*Do this*
Quote only the lines that start at the line with "OCR this image." and run to the end of the entries; omit the pictures.

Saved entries
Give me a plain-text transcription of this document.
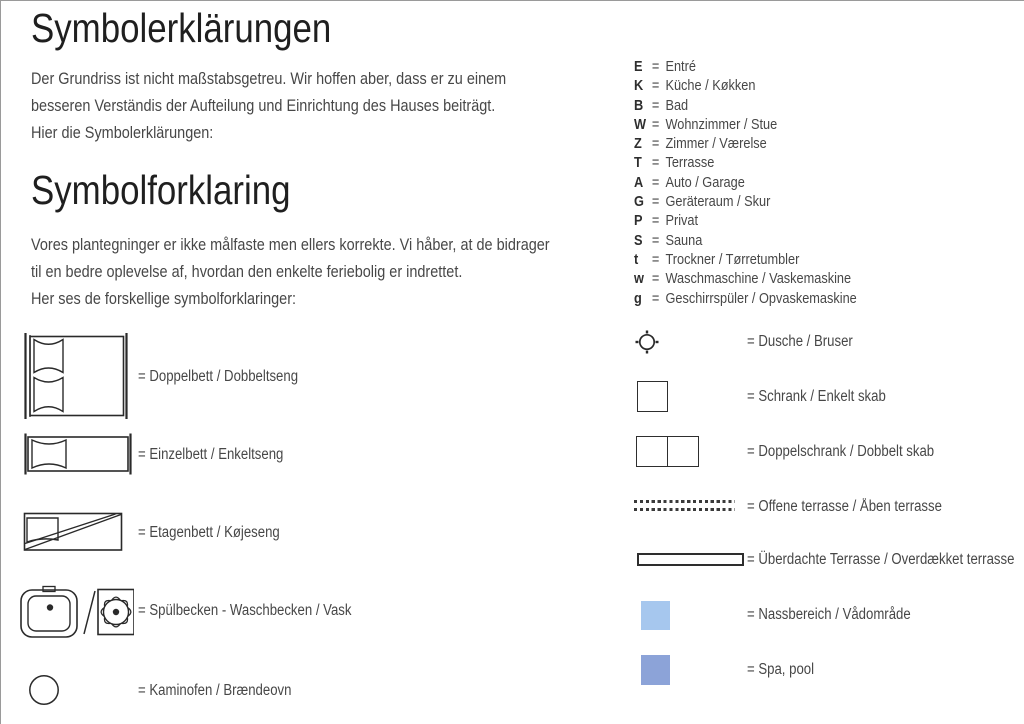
Symbolerklärungen
Der Grundriss ist nicht maßstabsgetreu. Wir hoffen aber, dass er zu einem
besseren Verständis der Aufteilung und Einrichtung des Hauses beiträgt.
Hier die Symbolerklärungen:
Symbolforklaring
Vores plantegninger er ikke målfaste men ellers korrekte. Vi håber, at de bidrager
til en bedre oplevelse af, hvordan den enkelte feriebolig er indrettet.
Her ses de forskellige symbolforklaringer:
= Doppelbett / Dobbeltseng
= Einzelbett / Enkeltseng
= Etagenbett / Køjeseng
= Spülbecken - Waschbecken / Vask
= Kaminofen / Brændeovn
E = Entré
K = Küche / Køkken
B = Bad
W = Wohnzimmer / Stue
Z = Zimmer / Værelse
T = Terrasse
A = Auto / Garage
G = Geräteraum / Skur
P = Privat
S = Sauna
t = Trockner / Tørretumbler
w = Waschmaschine / Vaskemaskine
g = Geschirrspüler / Opvaskemaskine
= Dusche / Bruser
= Schrank / Enkelt skab
= Doppelschrank / Dobbelt skab
= Offene terrasse / Åben terrasse
= Überdachte Terrasse / Overdækket terrasse
= Nassbereich / Vådområde
= Spa, pool
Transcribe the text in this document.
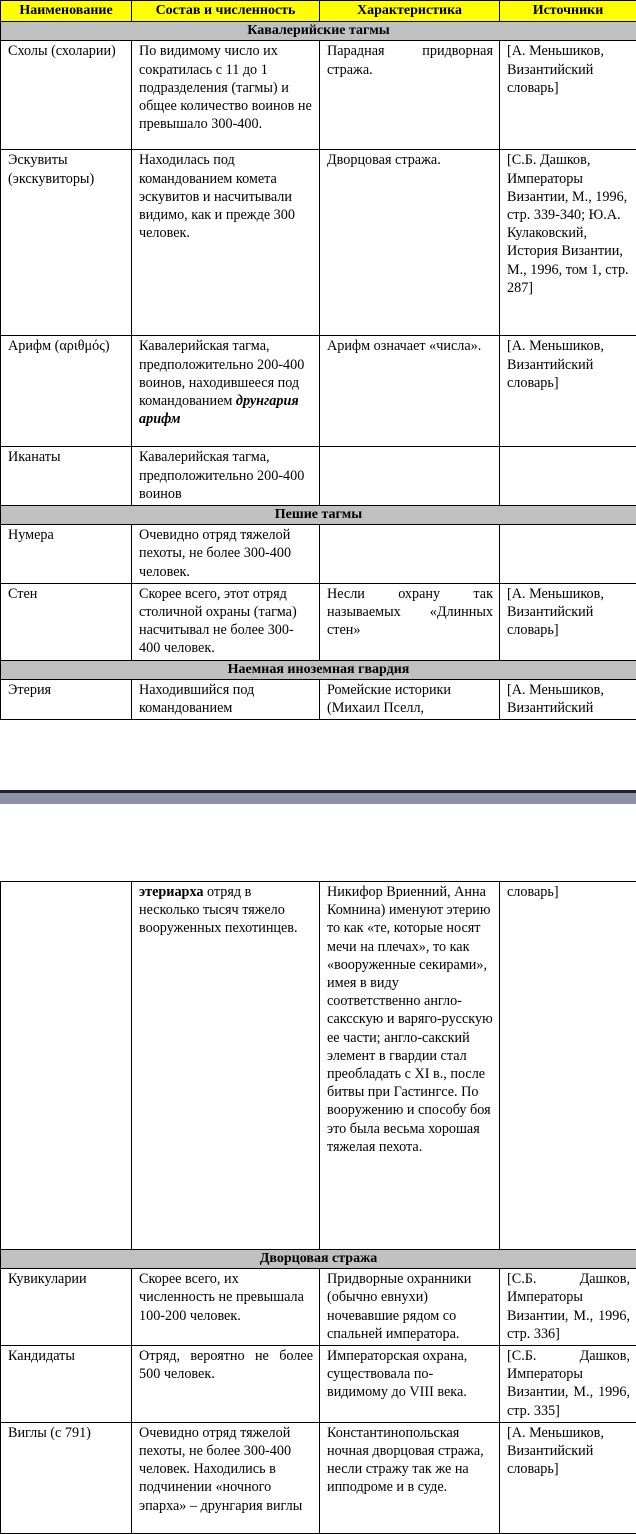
Наименование	Состав и численность	Характеристика	Источники
Кавалерийские тагмы			
Схолы (схоларии)	По видимому число их сократилась с 11 до 1 подразделения (тагмы) и общее количество воинов не превышало 300-400.	Парадная придворная стража.	[А. Меньшиков, Византийский словарь]
Эскувиты (экскувиторы)	Находилась под командованием комета эскувитов и насчитывали видимо, как и прежде 300 человек.	Дворцовая стража.	[С.Б. Дашков, Императоры Византии, М., 1996, стр. 339-340; Ю.А. Кулаковский, История Византии, М., 1996, том 1, стр. 287]
Арифм (αριθμός)	Кавалерийская тагма, предположительно 200-400 воинов, находившееся под командованием друнгария арифм	Арифм означает «числа».	[А. Меньшиков, Византийский словарь]
Иканаты	Кавалерийская тагма, предположительно 200-400 воинов		
Пешие тагмы			
Нумера	Очевидно отряд тяжелой пехоты, не более 300-400 человек.		
Стен	Скорее всего, этот отряд столичной охраны (тагма) насчитывал не более 300-400 человек.	Несли охрану так называемых «Длинных стен»	[А. Меньшиков, Византийский словарь]
Наемная иноземная гвардия			
Этерия	Находившийся под командованием	Ромейские историки (Михаил Пселл,	[А. Меньшиков, Византийский
	этериарха отряд в несколько тысяч тяжело вооруженных пехотинцев.	Никифор Вриенний, Анна Комнина) именуют этерию то как «те, которые носят мечи на плечах», то как «вооруженные секирами», имея в виду соответственно англо-саксскую и варяго-русскую ее части; англо-сакский элемент в гвардии стал преобладать с XI в., после битвы при Гастингсе. По вооружению и способу боя это была весьма хорошая тяжелая пехота.	словарь]
Дворцовая стража			
Кувикуларии	Скорее всего, их численность не превышала 100-200 человек.	Придворные охранники (обычно евнухи) ночевавшие рядом со спальней императора.	[С.Б. Дашков, Императоры Византии, М., 1996, стр. 336]
Кандидаты	Отряд, вероятно не более 500 человек.	Императорская охрана, существовала по-видимому до VIII века.	[С.Б. Дашков, Императоры Византии, М., 1996, стр. 335]
Виглы (с 791)	Очевидно отряд тяжелой пехоты, не более 300-400 человек. Находились в подчинении «ночного эпарха» – друнгария виглы	Константинопольская ночная дворцовая стража, несли стражу так же на ипподроме и в суде.	[А. Меньшиков, Византийский словарь]
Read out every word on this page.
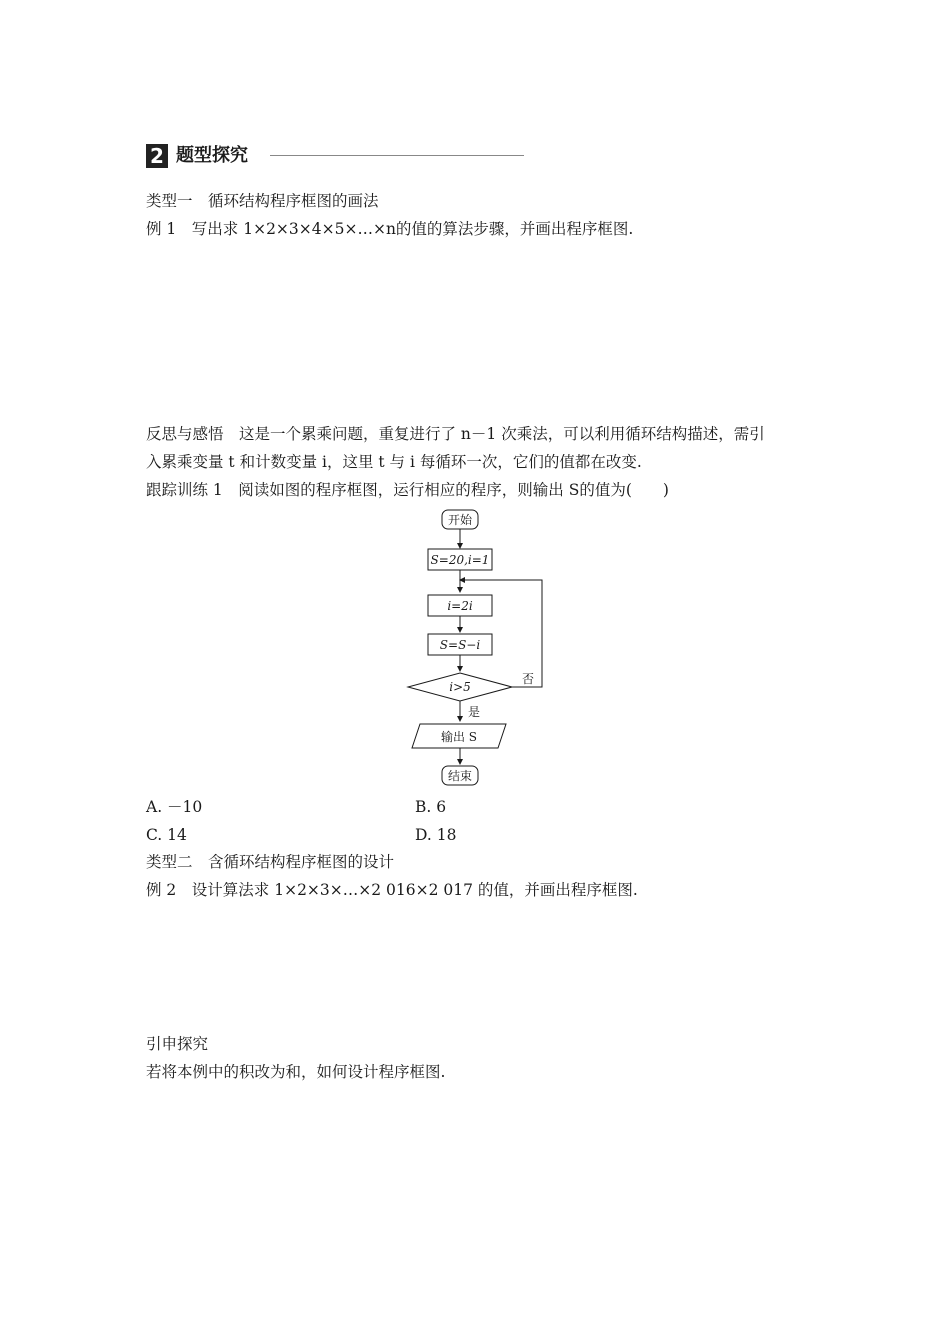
2 题型探究
类型一　循环结构程序框图的画法
例 1　写出求 1×2×3×4×5×…×n的值的算法步骤，并画出程序框图.
反思与感悟　这是一个累乘问题，重复进行了 n－1 次乘法，可以利用循环结构描述，需引
入累乘变量 t 和计数变量 i，这里 t 与 i 每循环一次，它们的值都在改变.
跟踪训练 1　阅读如图的程序框图，运行相应的程序，则输出 S的值为(　　)
开始
S=20,i=1
i=2i
S=S−i
i>5
否
是
输出 S
结束
A. －10	B. 6
C. 14	D. 18
类型二　含循环结构程序框图的设计
例 2　设计算法求 1×2×3×…×2 016×2 017 的值，并画出程序框图.
引申探究
若将本例中的积改为和，如何设计程序框图.
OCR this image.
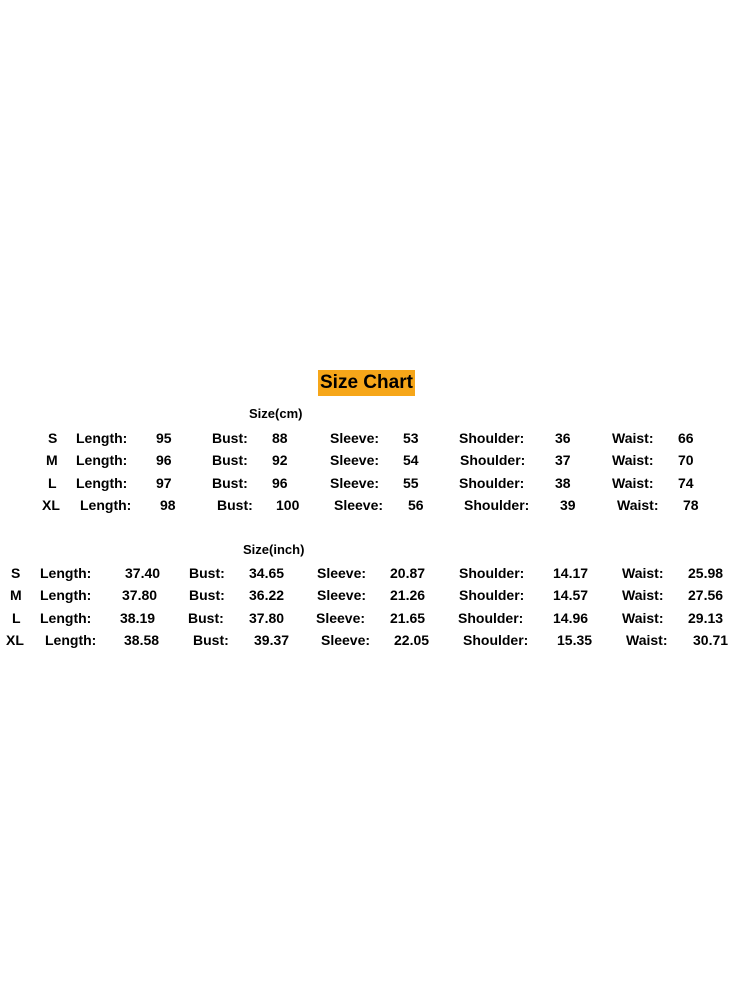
Size Chart
Size(cm)
S Length: 95	Bust: 88	Sleeve: 53	Shoulder: 36	Waist: 66
M Length: 96	Bust: 92	Sleeve: 54	Shoulder: 37	Waist: 70
L Length: 97	Bust: 96	Sleeve: 55	Shoulder: 38	Waist: 74
XL Length: 98	Bust: 100 Sleeve: 56	Shoulder: 39	Waist: 78
Size(inch)
S Length: 37.40 Bust: 34.65 Sleeve: 20.87 Shoulder: 14.17 Waist: 25.98
M Length: 37.80 Bust: 36.22 Sleeve: 21.26 Shoulder: 14.57 Waist: 27.56
L Length: 38.19 Bust: 37.80 Sleeve: 21.65 Shoulder: 14.96 Waist: 29.13
XL Length: 38.58 Bust: 39.37 Sleeve: 22.05 Shoulder: 15.35 Waist: 30.71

*Finished answer*
OCR this image.
Size Chart
Size(cm)
S Length: 95	Bust: 88	Sleeve: 53	Shoulder: 36	Waist: 66
M Length: 96	Bust: 92	Sleeve: 54	Shoulder: 37	Waist: 70
L Length: 97	Bust: 96	Sleeve: 55	Shoulder: 38	Waist: 74
XL Length: 98	Bust: 100 Sleeve: 56	Shoulder: 39	Waist: 78
Size(inch)
S Length: 37.40 Bust: 34.65 Sleeve: 20.87 Shoulder: 14.17 Waist: 25.98
M Length: 37.80 Bust: 36.22 Sleeve: 21.26 Shoulder: 14.57 Waist: 27.56
L Length: 38.19 Bust: 37.80 Sleeve: 21.65 Shoulder: 14.96 Waist: 29.13
XL Length: 38.58 Bust: 39.37 Sleeve: 22.05 Shoulder: 15.35 Waist: 30.71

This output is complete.